Stored records —
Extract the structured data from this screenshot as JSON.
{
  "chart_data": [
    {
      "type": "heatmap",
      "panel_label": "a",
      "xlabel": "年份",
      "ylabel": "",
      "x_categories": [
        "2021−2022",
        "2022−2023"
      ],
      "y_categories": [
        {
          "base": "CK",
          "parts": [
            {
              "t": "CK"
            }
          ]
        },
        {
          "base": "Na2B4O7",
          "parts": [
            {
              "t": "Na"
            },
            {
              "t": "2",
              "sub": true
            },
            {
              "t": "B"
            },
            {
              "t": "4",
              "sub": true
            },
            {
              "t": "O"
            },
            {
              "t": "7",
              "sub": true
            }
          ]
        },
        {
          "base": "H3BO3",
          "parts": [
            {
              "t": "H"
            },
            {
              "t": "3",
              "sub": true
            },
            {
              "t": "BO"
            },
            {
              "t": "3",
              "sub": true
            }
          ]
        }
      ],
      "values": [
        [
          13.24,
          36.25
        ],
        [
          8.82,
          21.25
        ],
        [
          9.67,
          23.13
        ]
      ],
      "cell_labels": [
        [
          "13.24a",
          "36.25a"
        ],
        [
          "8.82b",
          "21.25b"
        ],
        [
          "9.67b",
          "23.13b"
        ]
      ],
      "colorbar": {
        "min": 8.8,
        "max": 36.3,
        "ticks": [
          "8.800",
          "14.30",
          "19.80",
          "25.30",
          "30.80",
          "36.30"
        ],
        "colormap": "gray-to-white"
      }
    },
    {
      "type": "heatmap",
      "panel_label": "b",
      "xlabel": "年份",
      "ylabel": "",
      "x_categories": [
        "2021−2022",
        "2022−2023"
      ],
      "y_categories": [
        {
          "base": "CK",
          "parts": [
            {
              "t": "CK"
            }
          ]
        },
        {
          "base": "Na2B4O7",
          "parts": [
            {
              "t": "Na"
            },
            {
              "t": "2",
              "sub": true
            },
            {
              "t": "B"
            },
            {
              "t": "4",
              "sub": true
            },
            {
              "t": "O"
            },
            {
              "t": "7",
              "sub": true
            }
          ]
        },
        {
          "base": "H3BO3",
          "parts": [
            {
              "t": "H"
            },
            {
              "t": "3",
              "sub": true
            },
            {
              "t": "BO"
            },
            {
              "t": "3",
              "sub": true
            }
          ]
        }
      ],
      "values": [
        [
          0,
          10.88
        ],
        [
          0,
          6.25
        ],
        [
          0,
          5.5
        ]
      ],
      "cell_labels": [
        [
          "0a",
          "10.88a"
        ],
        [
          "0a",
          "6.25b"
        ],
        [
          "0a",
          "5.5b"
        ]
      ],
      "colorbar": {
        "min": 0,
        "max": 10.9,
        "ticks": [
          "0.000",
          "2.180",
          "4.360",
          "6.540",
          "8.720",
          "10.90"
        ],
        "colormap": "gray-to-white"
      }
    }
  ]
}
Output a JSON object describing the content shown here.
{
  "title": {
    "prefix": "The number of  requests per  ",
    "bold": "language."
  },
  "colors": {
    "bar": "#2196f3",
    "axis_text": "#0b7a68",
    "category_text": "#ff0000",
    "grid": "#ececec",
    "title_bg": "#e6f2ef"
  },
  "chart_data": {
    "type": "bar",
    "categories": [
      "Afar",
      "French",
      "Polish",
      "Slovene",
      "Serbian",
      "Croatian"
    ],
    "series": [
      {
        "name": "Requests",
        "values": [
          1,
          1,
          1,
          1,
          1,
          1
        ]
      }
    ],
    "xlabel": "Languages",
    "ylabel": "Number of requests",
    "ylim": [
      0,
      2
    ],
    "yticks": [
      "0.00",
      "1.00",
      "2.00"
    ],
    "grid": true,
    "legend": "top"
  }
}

Exercise task — Reproduce every line of the material above exactly.

Answer for this exercise —
Extract the structured data from this screenshot as JSON.
{
  "chart_data": [
    {
      "type": "heatmap",
      "panel_label": "a",
      "xlabel": "年份",
      "ylabel": "",
      "x_categories": [
        "2021−2022",
        "2022−2023"
      ],
      "y_categories": [
        {
          "base": "CK",
          "parts": [
            {
              "t": "CK"
            }
          ]
        },
        {
          "base": "Na2B4O7",
          "parts": [
            {
              "t": "Na"
            },
            {
              "t": "2",
              "sub": true
            },
            {
              "t": "B"
            },
            {
              "t": "4",
              "sub": true
            },
            {
              "t": "O"
            },
            {
              "t": "7",
              "sub": true
            }
          ]
        },
        {
          "base": "H3BO3",
          "parts": [
            {
              "t": "H"
            },
            {
              "t": "3",
              "sub": true
            },
            {
              "t": "BO"
            },
            {
              "t": "3",
              "sub": true
            }
          ]
        }
      ],
      "values": [
        [
          13.24,
          36.25
        ],
        [
          8.82,
          21.25
        ],
        [
          9.67,
          23.13
        ]
      ],
      "cell_labels": [
        [
          "13.24a",
          "36.25a"
        ],
        [
          "8.82b",
          "21.25b"
        ],
        [
          "9.67b",
          "23.13b"
        ]
      ],
      "colorbar": {
        "min": 8.8,
        "max": 36.3,
        "ticks": [
          "8.800",
          "14.30",
          "19.80",
          "25.30",
          "30.80",
          "36.30"
        ],
        "colormap": "gray-to-white"
      }
    },
    {
      "type": "heatmap",
      "panel_label": "b",
      "xlabel": "年份",
      "ylabel": "",
      "x_categories": [
        "2021−2022",
        "2022−2023"
      ],
      "y_categories": [
        {
          "base": "CK",
          "parts": [
            {
              "t": "CK"
            }
          ]
        },
        {
          "base": "Na2B4O7",
          "parts": [
            {
              "t": "Na"
            },
            {
              "t": "2",
              "sub": true
            },
            {
              "t": "B"
            },
            {
              "t": "4",
              "sub": true
            },
            {
              "t": "O"
            },
            {
              "t": "7",
              "sub": true
            }
          ]
        },
        {
          "base": "H3BO3",
          "parts": [
            {
              "t": "H"
            },
            {
              "t": "3",
              "sub": true
            },
            {
              "t": "BO"
            },
            {
              "t": "3",
              "sub": true
            }
          ]
        }
      ],
      "values": [
        [
          0,
          10.88
        ],
        [
          0,
          6.25
        ],
        [
          0,
          5.5
        ]
      ],
      "cell_labels": [
        [
          "0a",
          "10.88a"
        ],
        [
          "0a",
          "6.25b"
        ],
        [
          "0a",
          "5.5b"
        ]
      ],
      "colorbar": {
        "min": 0,
        "max": 10.9,
        "ticks": [
          "0.000",
          "2.180",
          "4.360",
          "6.540",
          "8.720",
          "10.90"
        ],
        "colormap": "gray-to-white"
      }
    }
  ]
}
Output a JSON object describing the content shown here.
{
  "title": {
    "prefix": "The number of  requests per  ",
    "bold": "language."
  },
  "colors": {
    "bar": "#2196f3",
    "axis_text": "#0b7a68",
    "category_text": "#ff0000",
    "grid": "#ececec",
    "title_bg": "#e6f2ef"
  },
  "chart_data": {
    "type": "bar",
    "categories": [
      "Afar",
      "French",
      "Polish",
      "Slovene",
      "Serbian",
      "Croatian"
    ],
    "series": [
      {
        "name": "Requests",
        "values": [
          1,
          1,
          1,
          1,
          1,
          1
        ]
      }
    ],
    "xlabel": "Languages",
    "ylabel": "Number of requests",
    "ylim": [
      0,
      2
    ],
    "yticks": [
      "0.00",
      "1.00",
      "2.00"
    ],
    "grid": true,
    "legend": "top"
  }
}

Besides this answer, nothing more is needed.